→ Your objective
Exactly repeat the material, dropping only the pictures.

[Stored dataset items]
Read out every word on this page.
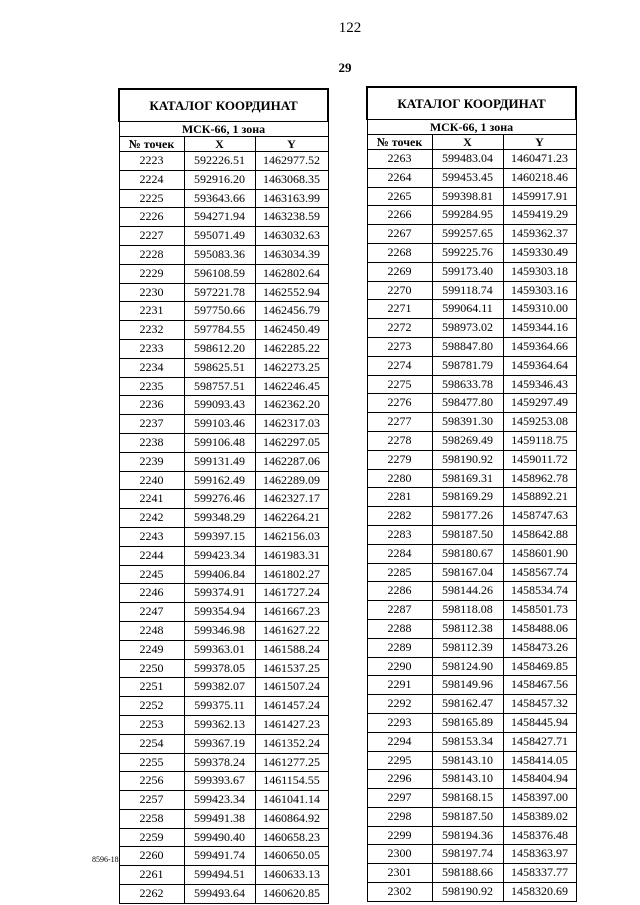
122
29
КАТАЛОГ КООРДИНАТ		
МСК-66, 1 зона		
№ точек	X	Y
2223	592226.51	1462977.52
2224	592916.20	1463068.35
2225	593643.66	1463163.99
2226	594271.94	1463238.59
2227	595071.49	1463032.63
2228	595083.36	1463034.39
2229	596108.59	1462802.64
2230	597221.78	1462552.94
2231	597750.66	1462456.79
2232	597784.55	1462450.49
2233	598612.20	1462285.22
2234	598625.51	1462273.25
2235	598757.51	1462246.45
2236	599093.43	1462362.20
2237	599103.46	1462317.03
2238	599106.48	1462297.05
2239	599131.49	1462287.06
2240	599162.49	1462289.09
2241	599276.46	1462327.17
2242	599348.29	1462264.21
2243	599397.15	1462156.03
2244	599423.34	1461983.31
2245	599406.84	1461802.27
2246	599374.91	1461727.24
2247	599354.94	1461667.23
2248	599346.98	1461627.22
2249	599363.01	1461588.24
2250	599378.05	1461537.25
2251	599382.07	1461507.24
2252	599375.11	1461457.24
2253	599362.13	1461427.23
2254	599367.19	1461352.24
2255	599378.24	1461277.25
2256	599393.67	1461154.55
2257	599423.34	1461041.14
2258	599491.38	1460864.92
2259	599490.40	1460658.23
2260	599491.74	1460650.05
2261	599494.51	1460633.13
2262	599493.64	1460620.85
КАТАЛОГ КООРДИНАТ		
МСК-66, 1 зона		
№ точек	X	Y
2263	599483.04	1460471.23
2264	599453.45	1460218.46
2265	599398.81	1459917.91
2266	599284.95	1459419.29
2267	599257.65	1459362.37
2268	599225.76	1459330.49
2269	599173.40	1459303.18
2270	599118.74	1459303.16
2271	599064.11	1459310.00
2272	598973.02	1459344.16
2273	598847.80	1459364.66
2274	598781.79	1459364.64
2275	598633.78	1459346.43
2276	598477.80	1459297.49
2277	598391.30	1459253.08
2278	598269.49	1459118.75
2279	598190.92	1459011.72
2280	598169.31	1458962.78
2281	598169.29	1458892.21
2282	598177.26	1458747.63
2283	598187.50	1458642.88
2284	598180.67	1458601.90
2285	598167.04	1458567.74
2286	598144.26	1458534.74
2287	598118.08	1458501.73
2288	598112.38	1458488.06
2289	598112.39	1458473.26
2290	598124.90	1458469.85
2291	598149.96	1458467.56
2292	598162.47	1458457.32
2293	598165.89	1458445.94
2294	598153.34	1458427.71
2295	598143.10	1458414.05
2296	598143.10	1458404.94
2297	598168.15	1458397.00
2298	598187.50	1458389.02
2299	598194.36	1458376.48
2300	598197.74	1458363.97
2301	598188.66	1458337.77
2302	598190.92	1458320.69
8596-18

→ Exercise answer
Read out every word on this page.
122
29
КАТАЛОГ КООРДИНАТ		
МСК-66, 1 зона		
№ точек	X	Y
2223	592226.51	1462977.52
2224	592916.20	1463068.35
2225	593643.66	1463163.99
2226	594271.94	1463238.59
2227	595071.49	1463032.63
2228	595083.36	1463034.39
2229	596108.59	1462802.64
2230	597221.78	1462552.94
2231	597750.66	1462456.79
2232	597784.55	1462450.49
2233	598612.20	1462285.22
2234	598625.51	1462273.25
2235	598757.51	1462246.45
2236	599093.43	1462362.20
2237	599103.46	1462317.03
2238	599106.48	1462297.05
2239	599131.49	1462287.06
2240	599162.49	1462289.09
2241	599276.46	1462327.17
2242	599348.29	1462264.21
2243	599397.15	1462156.03
2244	599423.34	1461983.31
2245	599406.84	1461802.27
2246	599374.91	1461727.24
2247	599354.94	1461667.23
2248	599346.98	1461627.22
2249	599363.01	1461588.24
2250	599378.05	1461537.25
2251	599382.07	1461507.24
2252	599375.11	1461457.24
2253	599362.13	1461427.23
2254	599367.19	1461352.24
2255	599378.24	1461277.25
2256	599393.67	1461154.55
2257	599423.34	1461041.14
2258	599491.38	1460864.92
2259	599490.40	1460658.23
2260	599491.74	1460650.05
2261	599494.51	1460633.13
2262	599493.64	1460620.85
КАТАЛОГ КООРДИНАТ		
МСК-66, 1 зона		
№ точек	X	Y
2263	599483.04	1460471.23
2264	599453.45	1460218.46
2265	599398.81	1459917.91
2266	599284.95	1459419.29
2267	599257.65	1459362.37
2268	599225.76	1459330.49
2269	599173.40	1459303.18
2270	599118.74	1459303.16
2271	599064.11	1459310.00
2272	598973.02	1459344.16
2273	598847.80	1459364.66
2274	598781.79	1459364.64
2275	598633.78	1459346.43
2276	598477.80	1459297.49
2277	598391.30	1459253.08
2278	598269.49	1459118.75
2279	598190.92	1459011.72
2280	598169.31	1458962.78
2281	598169.29	1458892.21
2282	598177.26	1458747.63
2283	598187.50	1458642.88
2284	598180.67	1458601.90
2285	598167.04	1458567.74
2286	598144.26	1458534.74
2287	598118.08	1458501.73
2288	598112.38	1458488.06
2289	598112.39	1458473.26
2290	598124.90	1458469.85
2291	598149.96	1458467.56
2292	598162.47	1458457.32
2293	598165.89	1458445.94
2294	598153.34	1458427.71
2295	598143.10	1458414.05
2296	598143.10	1458404.94
2297	598168.15	1458397.00
2298	598187.50	1458389.02
2299	598194.36	1458376.48
2300	598197.74	1458363.97
2301	598188.66	1458337.77
2302	598190.92	1458320.69
8596-18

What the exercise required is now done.